** start of Exercise material **
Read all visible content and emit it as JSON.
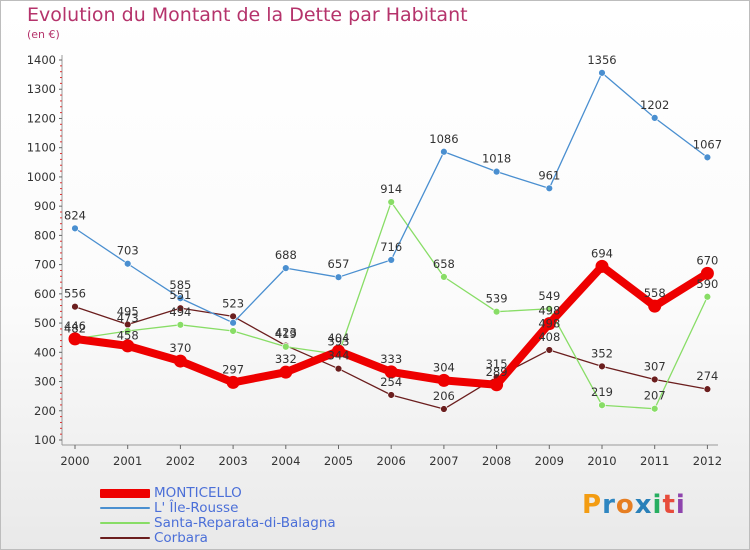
{
  "title": "Evolution du Montant de la Dette par Habitant",
  "subtitle": "(en €)",
  "logo": {
    "letters": [
      "P",
      "r",
      "o",
      "x",
      "i",
      "t",
      "i"
    ],
    "colors": [
      "#f39c12",
      "#2e86c1",
      "#e67e22",
      "#2980b9",
      "#27ae60",
      "#e74c3c",
      "#8e44ad"
    ]
  },
  "chart_data": {
    "type": "line",
    "title": "Evolution du Montant de la Dette par Habitant",
    "subtitle": "(en €)",
    "x": [
      "2000",
      "2001",
      "2002",
      "2003",
      "2004",
      "2005",
      "2006",
      "2007",
      "2008",
      "2009",
      "2010",
      "2011",
      "2012"
    ],
    "yticks": [
      100,
      200,
      300,
      400,
      500,
      600,
      700,
      800,
      900,
      1000,
      1100,
      1200,
      1300,
      1400
    ],
    "ylim": [
      100,
      1400
    ],
    "grid": false,
    "legend_position": "bottom-left",
    "series": [
      {
        "name": "MONTICELLO",
        "color": "#ee0000",
        "values": [
          446,
          422,
          370,
          297,
          332,
          404,
          333,
          304,
          289,
          498,
          694,
          558,
          670
        ],
        "labels": [
          "446",
          "",
          "370",
          "297",
          "332",
          "404",
          "333",
          "304",
          "289",
          "498",
          "694",
          "558",
          "670"
        ]
      },
      {
        "name": "L' Île-Rousse",
        "color": "#4a8fd0",
        "values": [
          824,
          703,
          585,
          501,
          688,
          657,
          716,
          1086,
          1018,
          961,
          1356,
          1202,
          1067
        ],
        "labels": [
          "824",
          "703",
          "585",
          "",
          "688",
          "657",
          "716",
          "1086",
          "1018",
          "961",
          "1356",
          "1202",
          "1067"
        ]
      },
      {
        "name": "Santa-Reparata-di-Balagna",
        "color": "#88dd66",
        "values": [
          446,
          473,
          494,
          473,
          419,
          393,
          914,
          658,
          539,
          549,
          219,
          207,
          590
        ],
        "labels": [
          "",
          "473",
          "494",
          "",
          "419",
          "393",
          "914",
          "658",
          "539",
          "549",
          "219",
          "207",
          "590"
        ]
      },
      {
        "name": "Corbara",
        "color": "#6b1e1e",
        "values": [
          556,
          495,
          551,
          523,
          423,
          344,
          254,
          206,
          315,
          408,
          352,
          307,
          274
        ],
        "labels": [
          "556",
          "495",
          "551",
          "523",
          "423",
          "344",
          "254",
          "206",
          "315",
          "408",
          "352",
          "307",
          "274"
        ]
      }
    ],
    "annotations": [
      "482",
      "458",
      "498"
    ]
  }
}
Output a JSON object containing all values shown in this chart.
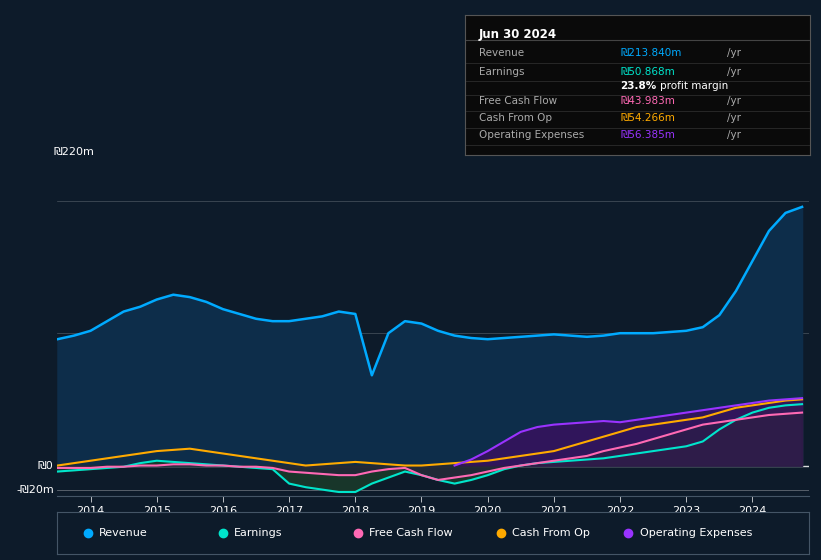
{
  "bg_color": "#0d1b2a",
  "chart_bg": "#0d1b2a",
  "revenue_color": "#00aaff",
  "earnings_color": "#00e5cc",
  "fcf_color": "#ff69b4",
  "cashfromop_color": "#ffaa00",
  "opex_color": "#9933ff",
  "legend_items": [
    "Revenue",
    "Earnings",
    "Free Cash Flow",
    "Cash From Op",
    "Operating Expenses"
  ],
  "legend_colors": [
    "#00aaff",
    "#00e5cc",
    "#ff69b4",
    "#ffaa00",
    "#9933ff"
  ],
  "table_header": "Jun 30 2024",
  "ylim": [
    -25,
    245
  ],
  "xlim": [
    2013.5,
    2024.85
  ],
  "xticks": [
    2014,
    2015,
    2016,
    2017,
    2018,
    2019,
    2020,
    2021,
    2022,
    2023,
    2024
  ],
  "revenue_x": [
    2013.5,
    2013.75,
    2014.0,
    2014.25,
    2014.5,
    2014.75,
    2015.0,
    2015.25,
    2015.5,
    2015.75,
    2016.0,
    2016.25,
    2016.5,
    2016.75,
    2017.0,
    2017.25,
    2017.5,
    2017.75,
    2018.0,
    2018.25,
    2018.5,
    2018.75,
    2019.0,
    2019.25,
    2019.5,
    2019.75,
    2020.0,
    2020.25,
    2020.5,
    2020.75,
    2021.0,
    2021.25,
    2021.5,
    2021.75,
    2022.0,
    2022.25,
    2022.5,
    2022.75,
    2023.0,
    2023.25,
    2023.5,
    2023.75,
    2024.0,
    2024.25,
    2024.5,
    2024.75
  ],
  "revenue_y": [
    105,
    108,
    112,
    120,
    128,
    132,
    138,
    142,
    140,
    136,
    130,
    126,
    122,
    120,
    120,
    122,
    124,
    128,
    126,
    75,
    110,
    120,
    118,
    112,
    108,
    106,
    105,
    106,
    107,
    108,
    109,
    108,
    107,
    108,
    110,
    110,
    110,
    111,
    112,
    115,
    125,
    145,
    170,
    195,
    210,
    215
  ],
  "earnings_x": [
    2013.5,
    2013.75,
    2014.0,
    2014.25,
    2014.5,
    2014.75,
    2015.0,
    2015.25,
    2015.5,
    2015.75,
    2016.0,
    2016.25,
    2016.5,
    2016.75,
    2017.0,
    2017.25,
    2017.5,
    2017.75,
    2018.0,
    2018.25,
    2018.5,
    2018.75,
    2019.0,
    2019.25,
    2019.5,
    2019.75,
    2020.0,
    2020.25,
    2020.5,
    2020.75,
    2021.0,
    2021.25,
    2021.5,
    2021.75,
    2022.0,
    2022.25,
    2022.5,
    2022.75,
    2023.0,
    2023.25,
    2023.5,
    2023.75,
    2024.0,
    2024.25,
    2024.5,
    2024.75
  ],
  "earnings_y": [
    -5,
    -4,
    -3,
    -2,
    -1,
    2,
    4,
    3,
    2,
    1,
    0,
    -1,
    -2,
    -3,
    -15,
    -18,
    -20,
    -22,
    -22,
    -15,
    -10,
    -5,
    -8,
    -12,
    -15,
    -12,
    -8,
    -3,
    0,
    2,
    3,
    4,
    5,
    6,
    8,
    10,
    12,
    14,
    16,
    20,
    30,
    38,
    44,
    48,
    50,
    51
  ],
  "fcf_x": [
    2013.5,
    2013.75,
    2014.0,
    2014.25,
    2014.5,
    2014.75,
    2015.0,
    2015.25,
    2015.5,
    2015.75,
    2016.0,
    2016.25,
    2016.5,
    2016.75,
    2017.0,
    2017.25,
    2017.5,
    2017.75,
    2018.0,
    2018.25,
    2018.5,
    2018.75,
    2019.0,
    2019.25,
    2019.5,
    2019.75,
    2020.0,
    2020.25,
    2020.5,
    2020.75,
    2021.0,
    2021.25,
    2021.5,
    2021.75,
    2022.0,
    2022.25,
    2022.5,
    2022.75,
    2023.0,
    2023.25,
    2023.5,
    2023.75,
    2024.0,
    2024.25,
    2024.5,
    2024.75
  ],
  "fcf_y": [
    -2,
    -2,
    -2,
    -1,
    -1,
    0,
    0,
    1,
    1,
    0,
    0,
    -1,
    -1,
    -2,
    -5,
    -6,
    -7,
    -8,
    -8,
    -5,
    -3,
    -2,
    -8,
    -12,
    -10,
    -8,
    -5,
    -2,
    0,
    2,
    4,
    6,
    8,
    12,
    15,
    18,
    22,
    26,
    30,
    34,
    36,
    38,
    40,
    42,
    43,
    44
  ],
  "cashfromop_x": [
    2013.5,
    2013.75,
    2014.0,
    2014.25,
    2014.5,
    2014.75,
    2015.0,
    2015.25,
    2015.5,
    2015.75,
    2016.0,
    2016.25,
    2016.5,
    2016.75,
    2017.0,
    2017.25,
    2017.5,
    2017.75,
    2018.0,
    2018.25,
    2018.5,
    2018.75,
    2019.0,
    2019.25,
    2019.5,
    2019.75,
    2020.0,
    2020.25,
    2020.5,
    2020.75,
    2021.0,
    2021.25,
    2021.5,
    2021.75,
    2022.0,
    2022.25,
    2022.5,
    2022.75,
    2023.0,
    2023.25,
    2023.5,
    2023.75,
    2024.0,
    2024.25,
    2024.5,
    2024.75
  ],
  "cashfromop_y": [
    0,
    2,
    4,
    6,
    8,
    10,
    12,
    13,
    14,
    12,
    10,
    8,
    6,
    4,
    2,
    0,
    1,
    2,
    3,
    2,
    1,
    0,
    0,
    1,
    2,
    3,
    4,
    6,
    8,
    10,
    12,
    16,
    20,
    24,
    28,
    32,
    34,
    36,
    38,
    40,
    44,
    48,
    50,
    52,
    54,
    55
  ],
  "opex_x": [
    2019.5,
    2019.75,
    2020.0,
    2020.25,
    2020.5,
    2020.75,
    2021.0,
    2021.25,
    2021.5,
    2021.75,
    2022.0,
    2022.25,
    2022.5,
    2022.75,
    2023.0,
    2023.25,
    2023.5,
    2023.75,
    2024.0,
    2024.25,
    2024.5,
    2024.75
  ],
  "opex_y": [
    0,
    5,
    12,
    20,
    28,
    32,
    34,
    35,
    36,
    37,
    36,
    38,
    40,
    42,
    44,
    46,
    48,
    50,
    52,
    54,
    55,
    56
  ]
}
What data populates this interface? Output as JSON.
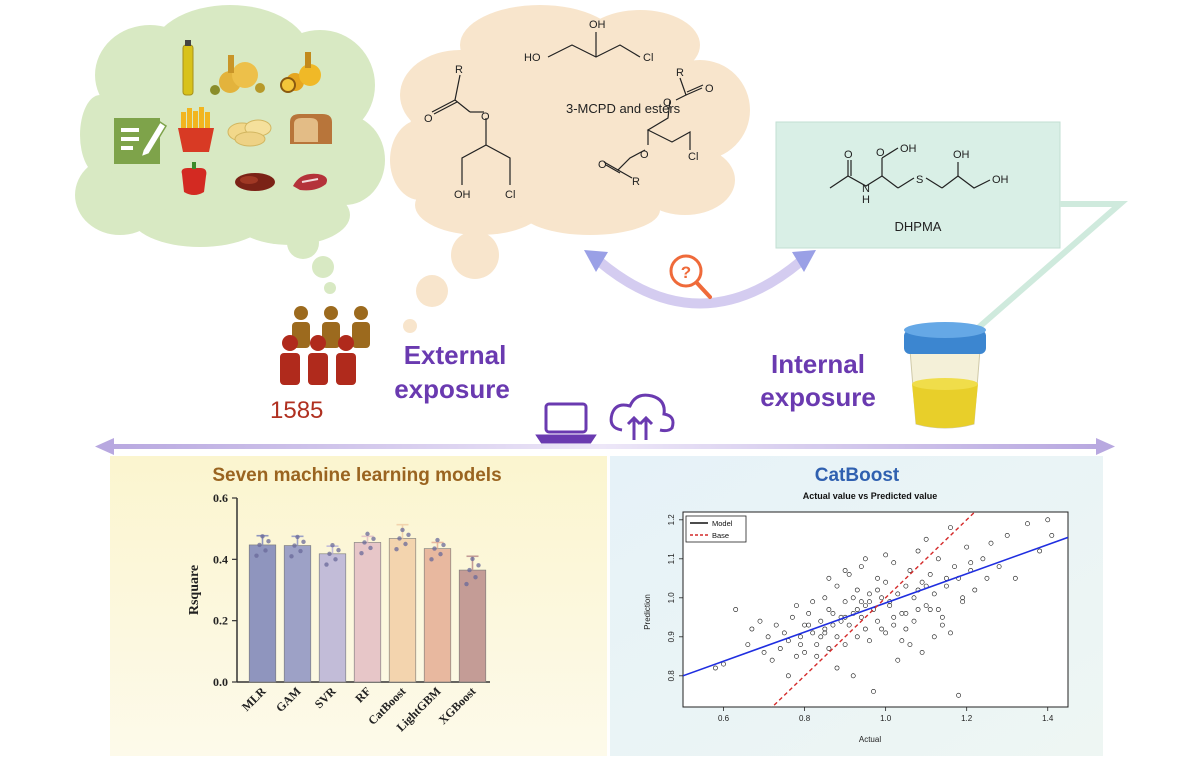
{
  "population": {
    "count": "1585"
  },
  "external": {
    "label_line1": "External",
    "label_line2": "exposure"
  },
  "internal": {
    "label_line1": "Internal",
    "label_line2": "exposure"
  },
  "chemicals": {
    "mcpd_label": "3-MCPD and esters",
    "dhpma_label": "DHPMA",
    "atoms": {
      "oh": "OH",
      "ho": "HO",
      "cl": "Cl",
      "r": "R",
      "o": "O",
      "s": "S",
      "n": "N",
      "h": "H"
    }
  },
  "icons": [
    "food-oil",
    "fries",
    "chips",
    "bread",
    "pepper",
    "meat",
    "notebook",
    "people",
    "question-magnifier",
    "laptop",
    "cloud-upload",
    "urine-cup"
  ],
  "colors": {
    "thought_cloud": "#d8e9c3",
    "chem_cloud": "#f8e5cc",
    "dhpma_box": "#d9efe6",
    "purple": "#6a3ab0",
    "orange_text": "#9a6420",
    "blue_title": "#3060b0",
    "red_count": "#b03020"
  },
  "left_panel": {
    "title": "Seven machine learning models",
    "chart_data": {
      "type": "bar",
      "categories": [
        "MLR",
        "GAM",
        "SVR",
        "RF",
        "CatBoost",
        "LightGBM",
        "XGBoost"
      ],
      "values": [
        0.447,
        0.445,
        0.418,
        0.455,
        0.468,
        0.435,
        0.365
      ],
      "errors": [
        0.03,
        0.03,
        0.025,
        0.02,
        0.045,
        0.02,
        0.045
      ],
      "colors": [
        "#8f95be",
        "#9da1c6",
        "#c2bcd8",
        "#e7c6c8",
        "#f3d4ae",
        "#e8b89f",
        "#c49c96"
      ],
      "title": "Seven machine learning models",
      "xlabel": "",
      "ylabel": "Rsquare",
      "ylim": [
        0,
        0.6
      ],
      "yticks": [
        "0.0",
        "0.2",
        "0.4",
        "0.6"
      ]
    }
  },
  "right_panel": {
    "title": "CatBoost",
    "chart_data": {
      "type": "scatter",
      "title": "Actual value vs Predicted value",
      "xlabel": "Actual",
      "ylabel": "Prediction",
      "xlim": [
        0.5,
        1.45
      ],
      "ylim": [
        0.72,
        1.22
      ],
      "xticks": [
        "0.6",
        "0.8",
        "1.0",
        "1.2",
        "1.4"
      ],
      "yticks": [
        "0.8",
        "0.9",
        "1.0",
        "1.1",
        "1.2"
      ],
      "legend": {
        "placement": "top-left",
        "entries": [
          "Model",
          "Base"
        ]
      },
      "series": [
        {
          "name": "Model",
          "kind": "line",
          "x": [
            0.5,
            1.45
          ],
          "y": [
            0.8,
            1.155
          ]
        },
        {
          "name": "Base",
          "kind": "dashed-line",
          "x": [
            0.7,
            1.23
          ],
          "y": [
            0.7,
            1.23
          ]
        }
      ],
      "points": {
        "x": [
          0.58,
          0.6,
          0.63,
          0.66,
          0.67,
          0.69,
          0.7,
          0.71,
          0.72,
          0.73,
          0.74,
          0.75,
          0.76,
          0.77,
          0.78,
          0.78,
          0.79,
          0.8,
          0.8,
          0.81,
          0.82,
          0.82,
          0.83,
          0.84,
          0.85,
          0.85,
          0.86,
          0.86,
          0.87,
          0.88,
          0.88,
          0.89,
          0.9,
          0.9,
          0.91,
          0.91,
          0.92,
          0.93,
          0.93,
          0.94,
          0.94,
          0.95,
          0.95,
          0.96,
          0.96,
          0.97,
          0.98,
          0.98,
          0.99,
          1.0,
          1.0,
          1.01,
          1.02,
          1.02,
          1.03,
          1.04,
          1.05,
          1.05,
          1.06,
          1.07,
          1.08,
          1.08,
          1.09,
          1.1,
          1.1,
          1.11,
          1.12,
          1.13,
          1.14,
          1.15,
          1.16,
          1.17,
          1.18,
          1.19,
          1.2,
          1.21,
          1.22,
          1.24,
          1.26,
          1.28,
          1.3,
          1.32,
          1.35,
          1.38,
          1.4,
          1.41,
          0.83,
          0.88,
          0.92,
          0.97,
          1.03,
          1.06,
          1.09,
          1.12,
          1.18,
          1.0,
          0.95,
          0.9,
          0.86,
          1.14,
          0.84,
          0.89,
          0.93,
          0.99,
          1.04,
          1.07,
          1.11,
          1.16,
          0.76,
          0.81,
          0.87,
          0.92,
          0.96,
          1.02,
          1.08,
          1.13,
          1.19,
          1.25,
          0.79,
          0.85,
          0.9,
          0.94,
          0.98,
          1.01,
          1.05,
          1.1,
          1.15,
          1.21
        ],
        "y": [
          0.82,
          0.83,
          0.97,
          0.88,
          0.92,
          0.94,
          0.86,
          0.9,
          0.84,
          0.93,
          0.87,
          0.91,
          0.89,
          0.95,
          0.85,
          0.98,
          0.9,
          0.93,
          0.86,
          0.96,
          0.91,
          0.99,
          0.88,
          0.94,
          0.92,
          1.0,
          0.87,
          0.97,
          0.93,
          0.9,
          1.03,
          0.95,
          0.88,
          0.99,
          0.93,
          1.06,
          0.96,
          0.9,
          1.02,
          0.95,
          1.08,
          0.92,
          0.98,
          1.01,
          0.89,
          0.97,
          0.94,
          1.05,
          1.0,
          0.91,
          1.04,
          0.98,
          0.95,
          1.09,
          1.01,
          0.96,
          1.03,
          0.92,
          1.07,
          1.0,
          0.97,
          1.12,
          1.04,
          0.98,
          1.15,
          1.06,
          1.01,
          1.1,
          0.95,
          1.03,
          1.18,
          1.08,
          1.05,
          0.99,
          1.13,
          1.07,
          1.02,
          1.1,
          1.14,
          1.08,
          1.16,
          1.05,
          1.19,
          1.12,
          1.2,
          1.16,
          0.85,
          0.82,
          0.8,
          0.76,
          0.84,
          0.88,
          0.86,
          0.9,
          0.75,
          1.11,
          1.1,
          1.07,
          1.05,
          0.93,
          0.9,
          0.94,
          0.97,
          0.92,
          0.89,
          0.94,
          0.97,
          0.91,
          0.8,
          0.93,
          0.96,
          1.0,
          0.99,
          0.93,
          1.02,
          0.97,
          1.0,
          1.05,
          0.88,
          0.91,
          0.95,
          0.99,
          1.02,
          0.99,
          0.96,
          1.03,
          1.05,
          1.09
        ]
      }
    }
  }
}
** end of Exercise material **
Pick out the lines containing the word "machine" and show them.

    "title": "Seven machine learning models",
      "title": "Seven machine learning models",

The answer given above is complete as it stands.